Data excerpts |
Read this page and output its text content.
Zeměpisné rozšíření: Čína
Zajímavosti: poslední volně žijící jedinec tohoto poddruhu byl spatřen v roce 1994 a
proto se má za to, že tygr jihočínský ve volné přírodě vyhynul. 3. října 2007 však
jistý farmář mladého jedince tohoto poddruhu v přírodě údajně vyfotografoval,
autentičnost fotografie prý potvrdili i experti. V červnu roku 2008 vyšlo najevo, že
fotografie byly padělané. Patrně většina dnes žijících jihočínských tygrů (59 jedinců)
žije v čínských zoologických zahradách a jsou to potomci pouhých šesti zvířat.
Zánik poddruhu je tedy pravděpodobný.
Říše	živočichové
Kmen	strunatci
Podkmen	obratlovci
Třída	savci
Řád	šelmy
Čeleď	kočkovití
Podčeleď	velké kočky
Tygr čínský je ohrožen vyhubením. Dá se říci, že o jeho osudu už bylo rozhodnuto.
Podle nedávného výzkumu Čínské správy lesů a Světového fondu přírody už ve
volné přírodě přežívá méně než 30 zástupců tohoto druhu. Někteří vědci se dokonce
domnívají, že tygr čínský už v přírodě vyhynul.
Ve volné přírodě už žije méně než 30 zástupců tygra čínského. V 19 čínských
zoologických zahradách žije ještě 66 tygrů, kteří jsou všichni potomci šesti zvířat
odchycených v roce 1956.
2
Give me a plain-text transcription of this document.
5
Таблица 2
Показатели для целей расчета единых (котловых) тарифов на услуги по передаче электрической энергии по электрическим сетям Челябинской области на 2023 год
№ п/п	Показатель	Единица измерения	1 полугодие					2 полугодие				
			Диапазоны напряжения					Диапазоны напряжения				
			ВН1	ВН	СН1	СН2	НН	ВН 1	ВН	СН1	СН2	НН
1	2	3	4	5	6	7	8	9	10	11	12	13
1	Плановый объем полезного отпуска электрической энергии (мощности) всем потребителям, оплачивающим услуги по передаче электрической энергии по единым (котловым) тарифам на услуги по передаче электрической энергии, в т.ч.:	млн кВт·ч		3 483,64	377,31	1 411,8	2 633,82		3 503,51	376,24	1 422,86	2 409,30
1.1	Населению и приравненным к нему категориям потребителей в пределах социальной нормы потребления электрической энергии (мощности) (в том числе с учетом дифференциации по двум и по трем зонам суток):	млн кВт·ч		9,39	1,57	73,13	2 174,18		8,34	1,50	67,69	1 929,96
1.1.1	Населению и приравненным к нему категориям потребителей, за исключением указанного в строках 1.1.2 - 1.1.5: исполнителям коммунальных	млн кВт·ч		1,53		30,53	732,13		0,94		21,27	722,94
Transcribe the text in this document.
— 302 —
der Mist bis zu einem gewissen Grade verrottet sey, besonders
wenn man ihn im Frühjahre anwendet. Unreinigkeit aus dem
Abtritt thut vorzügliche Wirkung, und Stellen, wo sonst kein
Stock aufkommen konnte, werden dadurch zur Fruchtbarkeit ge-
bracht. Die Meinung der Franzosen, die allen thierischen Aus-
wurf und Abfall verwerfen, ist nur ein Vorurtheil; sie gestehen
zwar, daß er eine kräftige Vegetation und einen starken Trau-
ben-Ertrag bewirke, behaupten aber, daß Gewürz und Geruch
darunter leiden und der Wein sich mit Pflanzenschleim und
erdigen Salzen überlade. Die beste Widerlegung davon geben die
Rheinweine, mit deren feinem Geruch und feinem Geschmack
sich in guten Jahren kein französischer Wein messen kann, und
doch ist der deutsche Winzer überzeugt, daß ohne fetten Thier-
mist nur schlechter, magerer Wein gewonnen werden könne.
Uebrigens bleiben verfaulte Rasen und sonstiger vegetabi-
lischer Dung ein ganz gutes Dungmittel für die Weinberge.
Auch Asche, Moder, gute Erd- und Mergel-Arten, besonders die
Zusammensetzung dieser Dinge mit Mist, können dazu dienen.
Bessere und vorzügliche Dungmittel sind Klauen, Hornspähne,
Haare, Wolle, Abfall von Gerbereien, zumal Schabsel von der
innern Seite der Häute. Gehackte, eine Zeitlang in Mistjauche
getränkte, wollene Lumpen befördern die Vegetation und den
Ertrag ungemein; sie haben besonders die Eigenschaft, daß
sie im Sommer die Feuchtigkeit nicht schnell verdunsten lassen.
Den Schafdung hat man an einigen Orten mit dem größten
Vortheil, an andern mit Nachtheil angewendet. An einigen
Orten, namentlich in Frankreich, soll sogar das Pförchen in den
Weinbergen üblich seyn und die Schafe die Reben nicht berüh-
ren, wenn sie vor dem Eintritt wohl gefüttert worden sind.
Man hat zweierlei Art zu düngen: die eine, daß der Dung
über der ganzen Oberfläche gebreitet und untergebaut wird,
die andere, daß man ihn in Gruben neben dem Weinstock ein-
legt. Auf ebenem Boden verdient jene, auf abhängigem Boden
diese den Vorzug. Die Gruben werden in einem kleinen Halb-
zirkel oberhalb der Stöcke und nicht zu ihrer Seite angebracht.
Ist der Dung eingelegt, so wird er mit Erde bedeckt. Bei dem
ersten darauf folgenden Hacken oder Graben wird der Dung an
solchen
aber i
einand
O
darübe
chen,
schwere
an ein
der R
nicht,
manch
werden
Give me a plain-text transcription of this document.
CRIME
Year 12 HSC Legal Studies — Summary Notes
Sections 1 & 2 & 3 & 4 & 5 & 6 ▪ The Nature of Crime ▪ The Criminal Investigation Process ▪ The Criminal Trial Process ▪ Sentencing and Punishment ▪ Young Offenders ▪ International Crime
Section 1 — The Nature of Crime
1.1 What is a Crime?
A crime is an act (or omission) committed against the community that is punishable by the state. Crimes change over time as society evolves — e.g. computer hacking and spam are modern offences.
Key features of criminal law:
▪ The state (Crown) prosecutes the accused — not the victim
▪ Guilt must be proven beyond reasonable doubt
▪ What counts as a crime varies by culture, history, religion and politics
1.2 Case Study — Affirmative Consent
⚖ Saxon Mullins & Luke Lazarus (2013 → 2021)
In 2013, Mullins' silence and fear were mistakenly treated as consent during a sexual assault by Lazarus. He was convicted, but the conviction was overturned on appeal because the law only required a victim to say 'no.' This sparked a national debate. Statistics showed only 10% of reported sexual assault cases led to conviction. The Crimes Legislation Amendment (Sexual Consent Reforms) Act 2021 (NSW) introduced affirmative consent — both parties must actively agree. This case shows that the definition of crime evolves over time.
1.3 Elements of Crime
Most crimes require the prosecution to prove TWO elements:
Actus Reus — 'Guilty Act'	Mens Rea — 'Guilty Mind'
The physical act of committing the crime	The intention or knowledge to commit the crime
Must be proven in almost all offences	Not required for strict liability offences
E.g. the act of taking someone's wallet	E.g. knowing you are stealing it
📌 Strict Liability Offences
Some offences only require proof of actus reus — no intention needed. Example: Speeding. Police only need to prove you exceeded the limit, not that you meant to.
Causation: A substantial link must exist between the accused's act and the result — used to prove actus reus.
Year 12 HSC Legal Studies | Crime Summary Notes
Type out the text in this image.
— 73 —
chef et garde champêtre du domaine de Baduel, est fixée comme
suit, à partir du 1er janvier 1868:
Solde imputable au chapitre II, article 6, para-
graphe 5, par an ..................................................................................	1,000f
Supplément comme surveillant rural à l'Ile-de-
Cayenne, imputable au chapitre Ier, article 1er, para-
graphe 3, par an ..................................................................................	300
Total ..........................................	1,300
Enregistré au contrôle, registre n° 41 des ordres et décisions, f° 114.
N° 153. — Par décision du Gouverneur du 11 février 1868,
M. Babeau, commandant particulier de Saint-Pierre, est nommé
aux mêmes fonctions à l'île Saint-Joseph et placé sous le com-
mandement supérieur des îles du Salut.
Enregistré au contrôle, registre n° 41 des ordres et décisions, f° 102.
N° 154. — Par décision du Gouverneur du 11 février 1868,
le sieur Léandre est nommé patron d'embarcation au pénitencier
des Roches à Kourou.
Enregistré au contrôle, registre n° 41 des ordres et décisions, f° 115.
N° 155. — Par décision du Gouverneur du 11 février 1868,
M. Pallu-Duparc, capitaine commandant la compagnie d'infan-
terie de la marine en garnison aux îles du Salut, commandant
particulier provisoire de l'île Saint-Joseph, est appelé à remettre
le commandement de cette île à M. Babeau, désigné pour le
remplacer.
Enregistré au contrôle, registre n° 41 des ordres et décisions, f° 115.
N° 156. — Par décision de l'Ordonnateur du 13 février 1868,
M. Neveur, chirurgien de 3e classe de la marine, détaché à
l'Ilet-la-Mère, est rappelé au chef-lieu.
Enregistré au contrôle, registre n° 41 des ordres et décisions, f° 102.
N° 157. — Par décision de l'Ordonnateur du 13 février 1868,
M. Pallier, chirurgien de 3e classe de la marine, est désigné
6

What you should do | Pick out each line in the material containing "мощности".

Expected answer |
1	Плановый объем полезного отпуска электрической энергии (мощности) всем потребителям, оплачивающим услуги по передаче электрической энергии по единым (котловым) тарифам на услуги по передаче электрической энергии, в т.ч.:	млн кВт·ч		3 483,64	377,31	1 411,8	2 633,82		3 503,51	376,24	1 422,86	2 409,30
1.1	Населению и приравненным к нему категориям потребителей в пределах социальной нормы потребления электрической энергии (мощности) (в том числе с учетом дифференциации по двум и по трем зонам суток):	млн кВт·ч		9,39	1,57	73,13	2 174,18		8,34	1,50	67,69	1 929,96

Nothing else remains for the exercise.